Rows from a dataset
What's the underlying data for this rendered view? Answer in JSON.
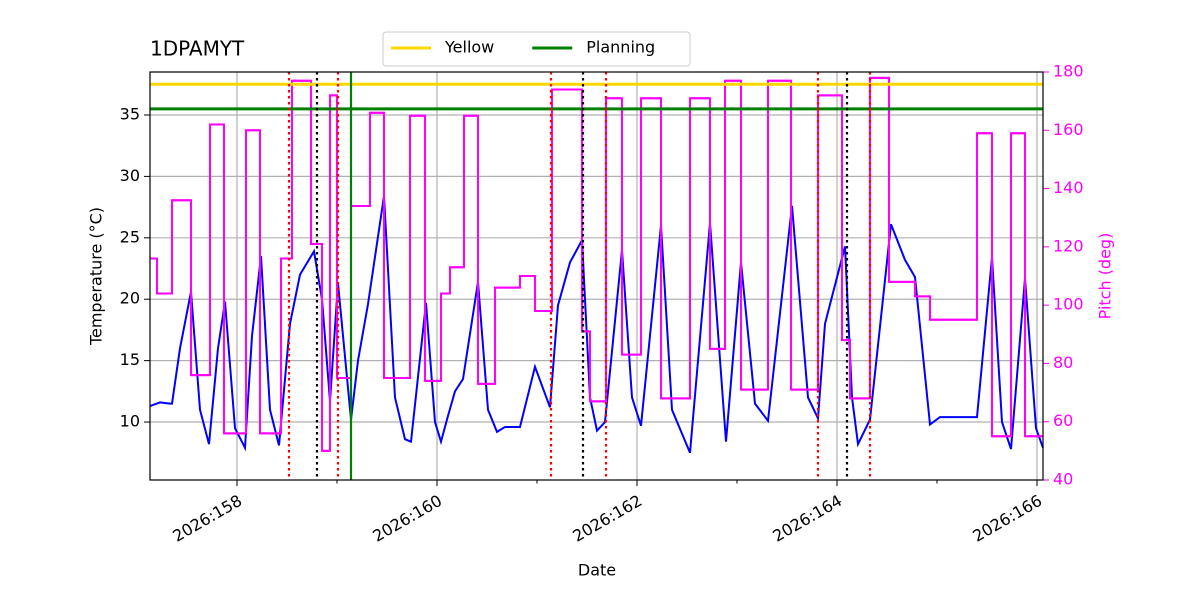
{
  "chart_data": {
    "type": "line",
    "title": "1DPAMYT",
    "xlabel": "Date",
    "ylabel": "Temperature (°C)",
    "y2label": "Pitch (deg)",
    "y2color": "#ff00ff",
    "grid": true,
    "legend": "upper center",
    "xlim": [
      157.13,
      166.06
    ],
    "xticks": [
      {
        "value": 158,
        "label": "2026:158"
      },
      {
        "value": 160,
        "label": "2026:160"
      },
      {
        "value": 162,
        "label": "2026:162"
      },
      {
        "value": 164,
        "label": "2026:164"
      },
      {
        "value": 166,
        "label": "2026:166"
      }
    ],
    "xminorticks": [
      159,
      161,
      163,
      165
    ],
    "ylim": [
      5.28,
      38.5
    ],
    "yticks": [
      10,
      15,
      20,
      25,
      30,
      35
    ],
    "y2lim": [
      40,
      180
    ],
    "y2ticks": [
      40,
      60,
      80,
      100,
      120,
      140,
      160,
      180
    ],
    "series": [
      {
        "color": "#0000ff",
        "x": [
          157.13,
          157.23,
          157.33,
          157.35,
          157.43,
          157.54,
          157.63,
          157.72,
          157.81,
          157.88,
          157.98,
          158.08,
          158.15,
          158.24,
          158.33,
          158.42,
          158.53,
          158.63,
          158.77,
          158.85,
          158.93,
          159.01,
          159.14,
          159.21,
          159.31,
          159.47,
          159.58,
          159.68,
          159.74,
          159.89,
          159.98,
          160.04,
          160.11,
          160.18,
          160.26,
          160.41,
          160.51,
          160.6,
          160.68,
          160.83,
          160.98,
          161.13,
          161.21,
          161.33,
          161.45,
          161.53,
          161.6,
          161.68,
          161.85,
          161.95,
          162.04,
          162.24,
          162.35,
          162.53,
          162.73,
          162.89,
          163.04,
          163.18,
          163.31,
          163.55,
          163.71,
          163.81,
          163.88,
          164.08,
          164.15,
          164.21,
          164.33,
          164.54,
          164.68,
          164.78,
          164.93,
          165.03,
          165.4,
          165.55,
          165.65,
          165.74,
          165.88,
          165.99,
          166.06
        ],
        "values": [
          11.3,
          11.6,
          11.5,
          11.5,
          16,
          20.6,
          11,
          8.2,
          16,
          19.8,
          9.5,
          7.9,
          17,
          23.5,
          11,
          8.1,
          18,
          22,
          23.9,
          20,
          11.7,
          21.3,
          10.2,
          15,
          19.6,
          28.4,
          12,
          8.6,
          8.4,
          19.7,
          10,
          8.4,
          10.5,
          12.5,
          13.5,
          21.4,
          11,
          9.2,
          9.6,
          9.6,
          14.5,
          11.2,
          19.5,
          23,
          24.8,
          12,
          9.3,
          10,
          24,
          12,
          9.7,
          26,
          11,
          7.5,
          26.2,
          8.4,
          23,
          11.5,
          10.1,
          27.6,
          12,
          10.3,
          18,
          24.3,
          12,
          8.2,
          10.2,
          26.1,
          23.2,
          21.8,
          9.8,
          10.4,
          10.4,
          23.4,
          10,
          7.8,
          21.7,
          9.5,
          7.9
        ]
      },
      {
        "color": "#ff00ff",
        "axis": "y2",
        "drawstyle": "steps-post",
        "x": [
          157.13,
          157.2,
          157.35,
          157.54,
          157.73,
          157.87,
          158.09,
          158.23,
          158.44,
          158.55,
          158.74,
          158.85,
          158.93,
          159.0,
          159.14,
          159.33,
          159.47,
          159.73,
          159.88,
          160.04,
          160.13,
          160.27,
          160.41,
          160.58,
          160.83,
          160.98,
          161.15,
          161.45,
          161.53,
          161.69,
          161.85,
          162.04,
          162.24,
          162.53,
          162.73,
          162.88,
          163.04,
          163.31,
          163.54,
          163.81,
          164.05,
          164.13,
          164.33,
          164.52,
          164.78,
          164.93,
          165.4,
          165.55,
          165.74,
          165.88,
          166.06
        ],
        "values": [
          116,
          104,
          136,
          76,
          162,
          56,
          160,
          56,
          116,
          177,
          121,
          50,
          172,
          75,
          134,
          166,
          75,
          165,
          74,
          104,
          113,
          165,
          73,
          106,
          110,
          98,
          174,
          91,
          67,
          171,
          83,
          171,
          68,
          171,
          85,
          177,
          71,
          177,
          71,
          172,
          88,
          68,
          178,
          108,
          103,
          95,
          159,
          55,
          159,
          55,
          55
        ]
      }
    ],
    "hlines": [
      {
        "name": "Yellow",
        "value": 37.5,
        "color": "#ffd700"
      },
      {
        "name": "Planning",
        "value": 35.5,
        "color": "#008000"
      }
    ],
    "vlines": [
      {
        "color": "#ff0000",
        "style": "dotted",
        "x": [
          158.52,
          159.01,
          161.14,
          161.69,
          163.81,
          164.33
        ]
      },
      {
        "color": "#000000",
        "style": "dotted",
        "x": [
          158.8,
          161.46,
          164.1
        ]
      },
      {
        "color": "#008000",
        "style": "solid",
        "x": [
          159.14
        ]
      }
    ]
  }
}
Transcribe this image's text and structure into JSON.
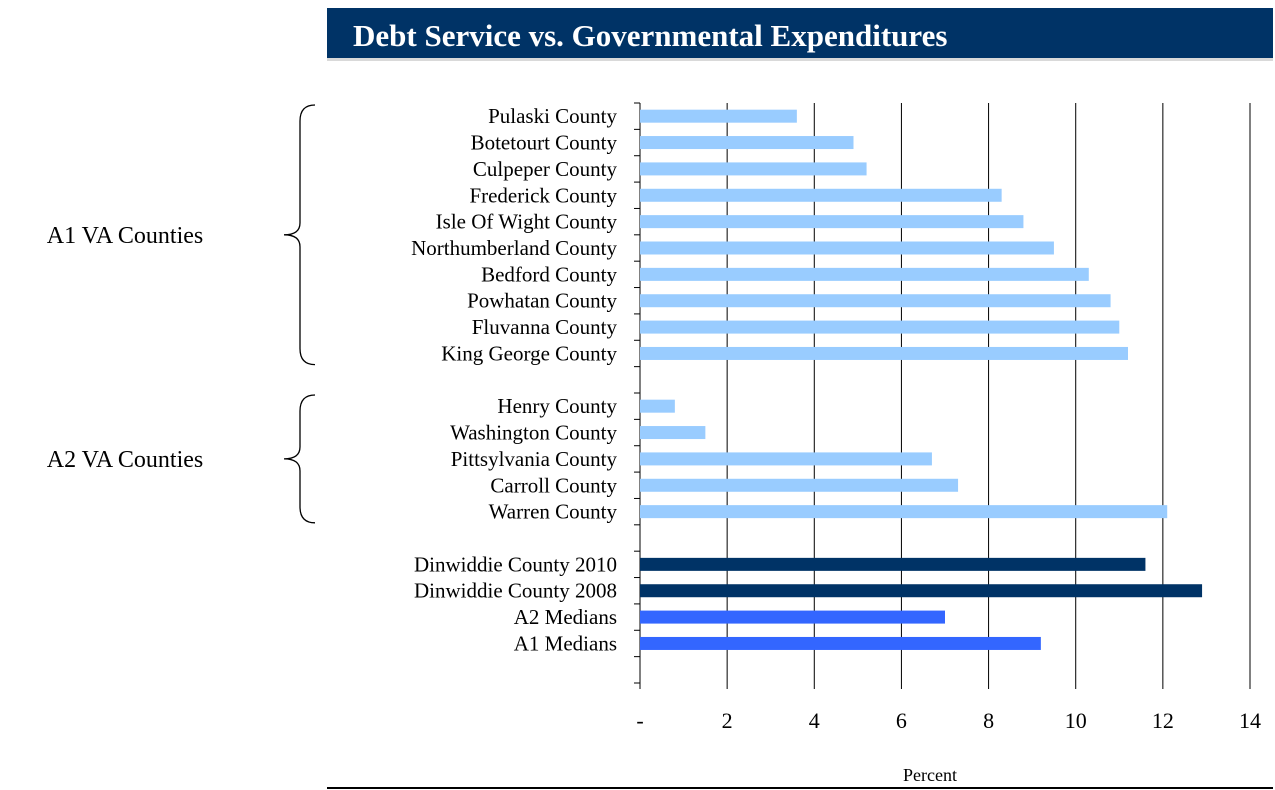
{
  "title": "Debt Service vs. Governmental Expenditures",
  "colors": {
    "title_bg": "#003366",
    "peer": "#99ccff",
    "dinwiddie": "#003366",
    "median": "#3366ff"
  },
  "chart_data": {
    "type": "bar",
    "orientation": "horizontal",
    "title": "Debt Service vs. Governmental Expenditures",
    "xlabel": "Percent",
    "ylabel": "",
    "xlim": [
      0,
      14
    ],
    "x_ticks": [
      "-",
      "2",
      "4",
      "6",
      "8",
      "10",
      "12",
      "14"
    ],
    "grid": "vertical",
    "legend": "none",
    "groups": [
      {
        "label": "A1 VA Counties",
        "categories": [
          "Pulaski County",
          "Botetourt County",
          "Culpeper County",
          "Frederick County",
          "Isle Of Wight County",
          "Northumberland County",
          "Bedford County",
          "Powhatan County",
          "Fluvanna County",
          "King George County"
        ]
      },
      {
        "label": "A2 VA Counties",
        "categories": [
          "Henry County",
          "Washington County",
          "Pittsylvania County",
          "Carroll County",
          "Warren County"
        ]
      }
    ],
    "categories": [
      "Pulaski County",
      "Botetourt County",
      "Culpeper County",
      "Frederick County",
      "Isle Of Wight County",
      "Northumberland County",
      "Bedford County",
      "Powhatan County",
      "Fluvanna County",
      "King George County",
      "",
      "Henry County",
      "Washington County",
      "Pittsylvania County",
      "Carroll County",
      "Warren County",
      "",
      "Dinwiddie County 2010",
      "Dinwiddie County 2008",
      "A2 Medians",
      "A1 Medians"
    ],
    "values": [
      3.6,
      4.9,
      5.2,
      8.3,
      8.8,
      9.5,
      10.3,
      10.8,
      11.0,
      11.2,
      null,
      0.8,
      1.5,
      6.7,
      7.3,
      12.1,
      null,
      11.6,
      12.9,
      7.0,
      9.2
    ],
    "bar_kind": [
      "peer",
      "peer",
      "peer",
      "peer",
      "peer",
      "peer",
      "peer",
      "peer",
      "peer",
      "peer",
      "",
      "peer",
      "peer",
      "peer",
      "peer",
      "peer",
      "",
      "dinwiddie",
      "dinwiddie",
      "median",
      "median"
    ]
  }
}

*DIRECTION*
Copy every line of the data exactly as written, excluding the pictures.

*COMPLETED EXERCISE*
What's the underlying data for this rendered view? Answer in JSON.
{
  "chart_data": {
    "type": "line",
    "title": "1DPAMYT",
    "xlabel": "Date",
    "ylabel": "Temperature (°C)",
    "y2label": "Pitch (deg)",
    "y2color": "#ff00ff",
    "grid": true,
    "legend": "upper center",
    "xlim": [
      157.13,
      166.06
    ],
    "xticks": [
      {
        "value": 158,
        "label": "2026:158"
      },
      {
        "value": 160,
        "label": "2026:160"
      },
      {
        "value": 162,
        "label": "2026:162"
      },
      {
        "value": 164,
        "label": "2026:164"
      },
      {
        "value": 166,
        "label": "2026:166"
      }
    ],
    "xminorticks": [
      159,
      161,
      163,
      165
    ],
    "ylim": [
      5.28,
      38.5
    ],
    "yticks": [
      10,
      15,
      20,
      25,
      30,
      35
    ],
    "y2lim": [
      40,
      180
    ],
    "y2ticks": [
      40,
      60,
      80,
      100,
      120,
      140,
      160,
      180
    ],
    "series": [
      {
        "color": "#0000ff",
        "x": [
          157.13,
          157.23,
          157.33,
          157.35,
          157.43,
          157.54,
          157.63,
          157.72,
          157.81,
          157.88,
          157.98,
          158.08,
          158.15,
          158.24,
          158.33,
          158.42,
          158.53,
          158.63,
          158.77,
          158.85,
          158.93,
          159.01,
          159.14,
          159.21,
          159.31,
          159.47,
          159.58,
          159.68,
          159.74,
          159.89,
          159.98,
          160.04,
          160.11,
          160.18,
          160.26,
          160.41,
          160.51,
          160.6,
          160.68,
          160.83,
          160.98,
          161.13,
          161.21,
          161.33,
          161.45,
          161.53,
          161.6,
          161.68,
          161.85,
          161.95,
          162.04,
          162.24,
          162.35,
          162.53,
          162.73,
          162.89,
          163.04,
          163.18,
          163.31,
          163.55,
          163.71,
          163.81,
          163.88,
          164.08,
          164.15,
          164.21,
          164.33,
          164.54,
          164.68,
          164.78,
          164.93,
          165.03,
          165.4,
          165.55,
          165.65,
          165.74,
          165.88,
          165.99,
          166.06
        ],
        "values": [
          11.3,
          11.6,
          11.5,
          11.5,
          16,
          20.6,
          11,
          8.2,
          16,
          19.8,
          9.5,
          7.9,
          17,
          23.5,
          11,
          8.1,
          18,
          22,
          23.9,
          20,
          11.7,
          21.3,
          10.2,
          15,
          19.6,
          28.4,
          12,
          8.6,
          8.4,
          19.7,
          10,
          8.4,
          10.5,
          12.5,
          13.5,
          21.4,
          11,
          9.2,
          9.6,
          9.6,
          14.5,
          11.2,
          19.5,
          23,
          24.8,
          12,
          9.3,
          10,
          24,
          12,
          9.7,
          26,
          11,
          7.5,
          26.2,
          8.4,
          23,
          11.5,
          10.1,
          27.6,
          12,
          10.3,
          18,
          24.3,
          12,
          8.2,
          10.2,
          26.1,
          23.2,
          21.8,
          9.8,
          10.4,
          10.4,
          23.4,
          10,
          7.8,
          21.7,
          9.5,
          7.9
        ]
      },
      {
        "color": "#ff00ff",
        "axis": "y2",
        "drawstyle": "steps-post",
        "x": [
          157.13,
          157.2,
          157.35,
          157.54,
          157.73,
          157.87,
          158.09,
          158.23,
          158.44,
          158.55,
          158.74,
          158.85,
          158.93,
          159.0,
          159.14,
          159.33,
          159.47,
          159.73,
          159.88,
          160.04,
          160.13,
          160.27,
          160.41,
          160.58,
          160.83,
          160.98,
          161.15,
          161.45,
          161.53,
          161.69,
          161.85,
          162.04,
          162.24,
          162.53,
          162.73,
          162.88,
          163.04,
          163.31,
          163.54,
          163.81,
          164.05,
          164.13,
          164.33,
          164.52,
          164.78,
          164.93,
          165.4,
          165.55,
          165.74,
          165.88,
          166.06
        ],
        "values": [
          116,
          104,
          136,
          76,
          162,
          56,
          160,
          56,
          116,
          177,
          121,
          50,
          172,
          75,
          134,
          166,
          75,
          165,
          74,
          104,
          113,
          165,
          73,
          106,
          110,
          98,
          174,
          91,
          67,
          171,
          83,
          171,
          68,
          171,
          85,
          177,
          71,
          177,
          71,
          172,
          88,
          68,
          178,
          108,
          103,
          95,
          159,
          55,
          159,
          55,
          55
        ]
      }
    ],
    "hlines": [
      {
        "name": "Yellow",
        "value": 37.5,
        "color": "#ffd700"
      },
      {
        "name": "Planning",
        "value": 35.5,
        "color": "#008000"
      }
    ],
    "vlines": [
      {
        "color": "#ff0000",
        "style": "dotted",
        "x": [
          158.52,
          159.01,
          161.14,
          161.69,
          163.81,
          164.33
        ]
      },
      {
        "color": "#000000",
        "style": "dotted",
        "x": [
          158.8,
          161.46,
          164.1
        ]
      },
      {
        "color": "#008000",
        "style": "solid",
        "x": [
          159.14
        ]
      }
    ]
  }
}
Transcribe this image's text and structure into JSON.
{
  "title": "Debt Service vs. Governmental Expenditures",
  "colors": {
    "title_bg": "#003366",
    "peer": "#99ccff",
    "dinwiddie": "#003366",
    "median": "#3366ff"
  },
  "chart_data": {
    "type": "bar",
    "orientation": "horizontal",
    "title": "Debt Service vs. Governmental Expenditures",
    "xlabel": "Percent",
    "ylabel": "",
    "xlim": [
      0,
      14
    ],
    "x_ticks": [
      "-",
      "2",
      "4",
      "6",
      "8",
      "10",
      "12",
      "14"
    ],
    "grid": "vertical",
    "legend": "none",
    "groups": [
      {
        "label": "A1 VA Counties",
        "categories": [
          "Pulaski County",
          "Botetourt County",
          "Culpeper County",
          "Frederick County",
          "Isle Of Wight County",
          "Northumberland County",
          "Bedford County",
          "Powhatan County",
          "Fluvanna County",
          "King George County"
        ]
      },
      {
        "label": "A2 VA Counties",
        "categories": [
          "Henry County",
          "Washington County",
          "Pittsylvania County",
          "Carroll County",
          "Warren County"
        ]
      }
    ],
    "categories": [
      "Pulaski County",
      "Botetourt County",
      "Culpeper County",
      "Frederick County",
      "Isle Of Wight County",
      "Northumberland County",
      "Bedford County",
      "Powhatan County",
      "Fluvanna County",
      "King George County",
      "",
      "Henry County",
      "Washington County",
      "Pittsylvania County",
      "Carroll County",
      "Warren County",
      "",
      "Dinwiddie County 2010",
      "Dinwiddie County 2008",
      "A2 Medians",
      "A1 Medians"
    ],
    "values": [
      3.6,
      4.9,
      5.2,
      8.3,
      8.8,
      9.5,
      10.3,
      10.8,
      11.0,
      11.2,
      null,
      0.8,
      1.5,
      6.7,
      7.3,
      12.1,
      null,
      11.6,
      12.9,
      7.0,
      9.2
    ],
    "bar_kind": [
      "peer",
      "peer",
      "peer",
      "peer",
      "peer",
      "peer",
      "peer",
      "peer",
      "peer",
      "peer",
      "",
      "peer",
      "peer",
      "peer",
      "peer",
      "peer",
      "",
      "dinwiddie",
      "dinwiddie",
      "median",
      "median"
    ]
  }
}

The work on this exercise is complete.